What to produce —
Copy nothing but the text: repeat each entry exactly and drop the images.

Information given —
+-------+
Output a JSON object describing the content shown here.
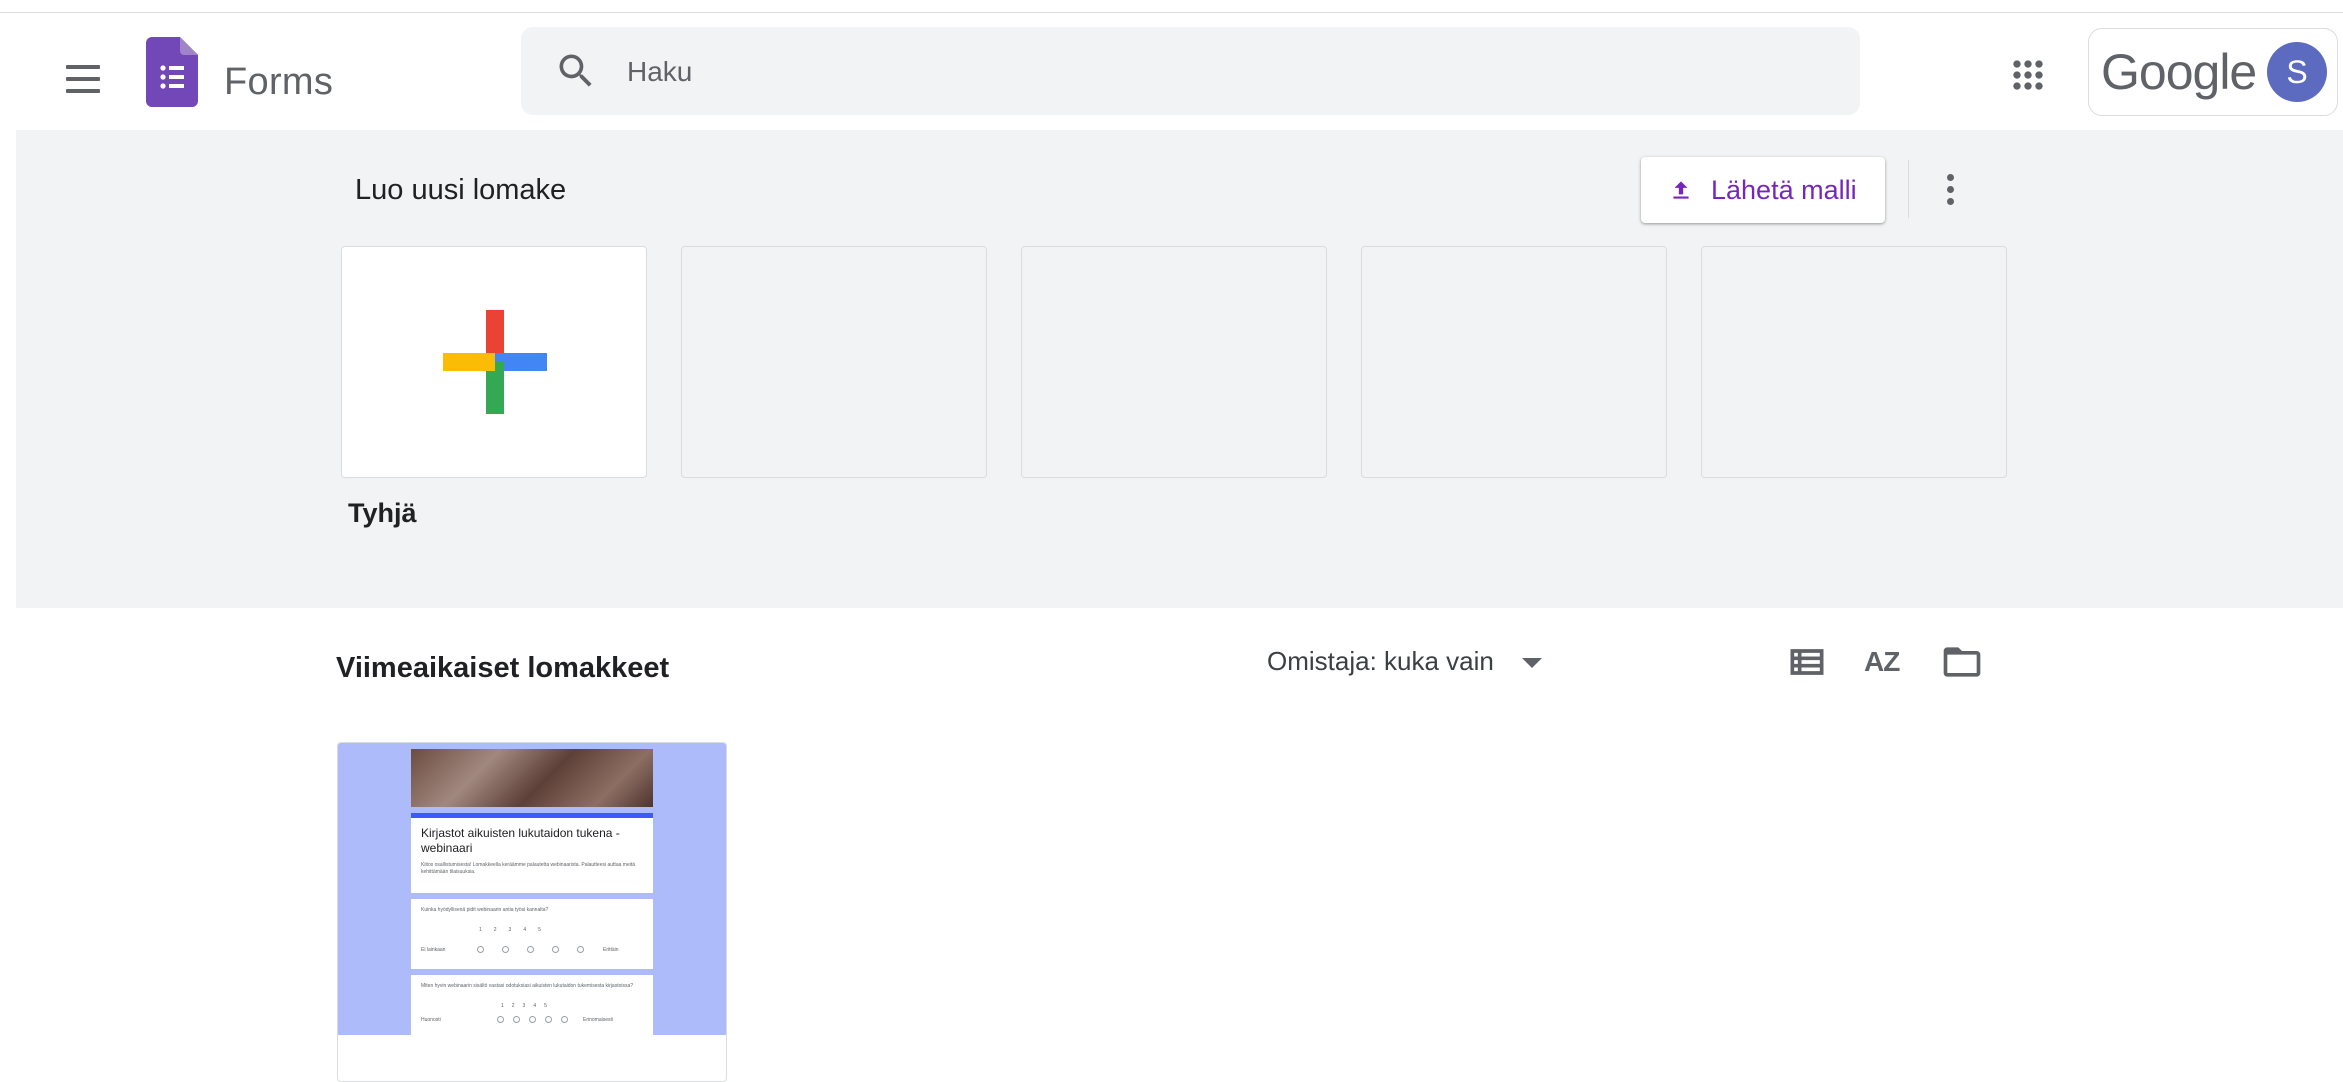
{
  "app": {
    "title": "Forms",
    "account_logo_text": "Google",
    "avatar_initial": "S"
  },
  "search": {
    "placeholder": "Haku"
  },
  "template_gallery": {
    "title": "Luo uusi lomake",
    "send_template_label": "Lähetä malli",
    "tiles": [
      {
        "label": "Tyhjä",
        "kind": "blank"
      },
      {
        "label": "",
        "kind": "placeholder"
      },
      {
        "label": "",
        "kind": "placeholder"
      },
      {
        "label": "",
        "kind": "placeholder"
      },
      {
        "label": "",
        "kind": "placeholder"
      }
    ]
  },
  "recent": {
    "title": "Viimeaikaiset lomakkeet",
    "owner_filter_label": "Omistaja: kuka vain",
    "sort_icon_text": "AZ",
    "forms": [
      {
        "thumb_title": "Kirjastot aikuisten lukutaidon tukena - webinaari",
        "thumb_desc": "Kiitos osallistumisesta! Lomakkeella keräämme palautetta webinaarista. Palautteesi auttaa meitä kehittämään tilaisuuksia.",
        "thumb_q1": "Kuinka hyödyllisenä pidit webinaarin antia työsi kannalta?",
        "thumb_q1_low": "Ei lainkaan",
        "thumb_q1_high": "Erittäin",
        "thumb_q2": "Miten hyvin webinaarin sisältö vastasi odotuksiasi aikuisten lukutaidon tukemisesta kirjastoissa?",
        "thumb_q2_low": "Huonosti",
        "thumb_q2_high": "Erinomaisesti",
        "thumb_scale": "12345"
      }
    ]
  },
  "colors": {
    "accent_purple": "#7627bb",
    "forms_logo": "#7248b9",
    "band_background": "#f1f3f4",
    "avatar": "#5c6bc0",
    "thumb_background": "#aebbfb"
  },
  "icons": [
    "menu-icon",
    "forms-logo-icon",
    "search-icon",
    "apps-grid-icon",
    "upload-icon",
    "more-vert-icon",
    "list-view-icon",
    "sort-az-icon",
    "folder-icon",
    "dropdown-arrow-icon"
  ]
}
+-------+
Written answer —
Output a JSON object describing the content shown here.
{
  "app": {
    "title": "Forms",
    "account_logo_text": "Google",
    "avatar_initial": "S"
  },
  "search": {
    "placeholder": "Haku"
  },
  "template_gallery": {
    "title": "Luo uusi lomake",
    "send_template_label": "Lähetä malli",
    "tiles": [
      {
        "label": "Tyhjä",
        "kind": "blank"
      },
      {
        "label": "",
        "kind": "placeholder"
      },
      {
        "label": "",
        "kind": "placeholder"
      },
      {
        "label": "",
        "kind": "placeholder"
      },
      {
        "label": "",
        "kind": "placeholder"
      }
    ]
  },
  "recent": {
    "title": "Viimeaikaiset lomakkeet",
    "owner_filter_label": "Omistaja: kuka vain",
    "sort_icon_text": "AZ",
    "forms": [
      {
        "thumb_title": "Kirjastot aikuisten lukutaidon tukena - webinaari",
        "thumb_desc": "Kiitos osallistumisesta! Lomakkeella keräämme palautetta webinaarista. Palautteesi auttaa meitä kehittämään tilaisuuksia.",
        "thumb_q1": "Kuinka hyödyllisenä pidit webinaarin antia työsi kannalta?",
        "thumb_q1_low": "Ei lainkaan",
        "thumb_q1_high": "Erittäin",
        "thumb_q2": "Miten hyvin webinaarin sisältö vastasi odotuksiasi aikuisten lukutaidon tukemisesta kirjastoissa?",
        "thumb_q2_low": "Huonosti",
        "thumb_q2_high": "Erinomaisesti",
        "thumb_scale": "12345"
      }
    ]
  },
  "colors": {
    "accent_purple": "#7627bb",
    "forms_logo": "#7248b9",
    "band_background": "#f1f3f4",
    "avatar": "#5c6bc0",
    "thumb_background": "#aebbfb"
  },
  "icons": [
    "menu-icon",
    "forms-logo-icon",
    "search-icon",
    "apps-grid-icon",
    "upload-icon",
    "more-vert-icon",
    "list-view-icon",
    "sort-az-icon",
    "folder-icon",
    "dropdown-arrow-icon"
  ]
}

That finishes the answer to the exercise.